*Directions*.
Exactly reproduce each entry, leaving out nothing.

— BEGIN —

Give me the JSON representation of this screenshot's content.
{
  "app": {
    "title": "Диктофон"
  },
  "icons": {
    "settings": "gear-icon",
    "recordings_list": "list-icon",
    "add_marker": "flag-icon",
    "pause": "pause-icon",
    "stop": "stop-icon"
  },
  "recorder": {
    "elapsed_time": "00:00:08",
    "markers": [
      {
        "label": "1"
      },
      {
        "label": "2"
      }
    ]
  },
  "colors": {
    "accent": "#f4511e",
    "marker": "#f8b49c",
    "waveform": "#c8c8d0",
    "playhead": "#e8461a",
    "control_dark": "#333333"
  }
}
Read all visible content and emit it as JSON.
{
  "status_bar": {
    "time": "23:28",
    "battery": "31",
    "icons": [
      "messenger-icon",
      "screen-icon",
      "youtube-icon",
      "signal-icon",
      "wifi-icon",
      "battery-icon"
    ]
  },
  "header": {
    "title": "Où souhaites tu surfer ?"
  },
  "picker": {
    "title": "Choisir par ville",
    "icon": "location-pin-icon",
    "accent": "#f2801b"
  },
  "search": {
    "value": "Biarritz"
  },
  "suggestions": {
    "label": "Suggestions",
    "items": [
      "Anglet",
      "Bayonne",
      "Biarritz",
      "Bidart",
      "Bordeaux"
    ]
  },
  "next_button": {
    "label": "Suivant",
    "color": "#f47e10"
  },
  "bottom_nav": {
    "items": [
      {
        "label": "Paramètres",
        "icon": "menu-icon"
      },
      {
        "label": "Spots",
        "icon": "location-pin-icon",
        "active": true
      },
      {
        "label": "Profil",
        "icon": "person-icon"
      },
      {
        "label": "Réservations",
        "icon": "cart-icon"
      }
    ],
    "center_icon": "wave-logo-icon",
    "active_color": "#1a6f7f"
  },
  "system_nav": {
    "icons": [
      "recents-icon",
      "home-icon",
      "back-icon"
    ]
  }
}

— END —

*Result for this exercise*.
Give me the JSON representation of this screenshot's content.
{
  "app": {
    "title": "Диктофон"
  },
  "icons": {
    "settings": "gear-icon",
    "recordings_list": "list-icon",
    "add_marker": "flag-icon",
    "pause": "pause-icon",
    "stop": "stop-icon"
  },
  "recorder": {
    "elapsed_time": "00:00:08",
    "markers": [
      {
        "label": "1"
      },
      {
        "label": "2"
      }
    ]
  },
  "colors": {
    "accent": "#f4511e",
    "marker": "#f8b49c",
    "waveform": "#c8c8d0",
    "playhead": "#e8461a",
    "control_dark": "#333333"
  }
}
Read all visible content and emit it as JSON.
{
  "status_bar": {
    "time": "23:28",
    "battery": "31",
    "icons": [
      "messenger-icon",
      "screen-icon",
      "youtube-icon",
      "signal-icon",
      "wifi-icon",
      "battery-icon"
    ]
  },
  "header": {
    "title": "Où souhaites tu surfer ?"
  },
  "picker": {
    "title": "Choisir par ville",
    "icon": "location-pin-icon",
    "accent": "#f2801b"
  },
  "search": {
    "value": "Biarritz"
  },
  "suggestions": {
    "label": "Suggestions",
    "items": [
      "Anglet",
      "Bayonne",
      "Biarritz",
      "Bidart",
      "Bordeaux"
    ]
  },
  "next_button": {
    "label": "Suivant",
    "color": "#f47e10"
  },
  "bottom_nav": {
    "items": [
      {
        "label": "Paramètres",
        "icon": "menu-icon"
      },
      {
        "label": "Spots",
        "icon": "location-pin-icon",
        "active": true
      },
      {
        "label": "Profil",
        "icon": "person-icon"
      },
      {
        "label": "Réservations",
        "icon": "cart-icon"
      }
    ],
    "center_icon": "wave-logo-icon",
    "active_color": "#1a6f7f"
  },
  "system_nav": {
    "icons": [
      "recents-icon",
      "home-icon",
      "back-icon"
    ]
  }
}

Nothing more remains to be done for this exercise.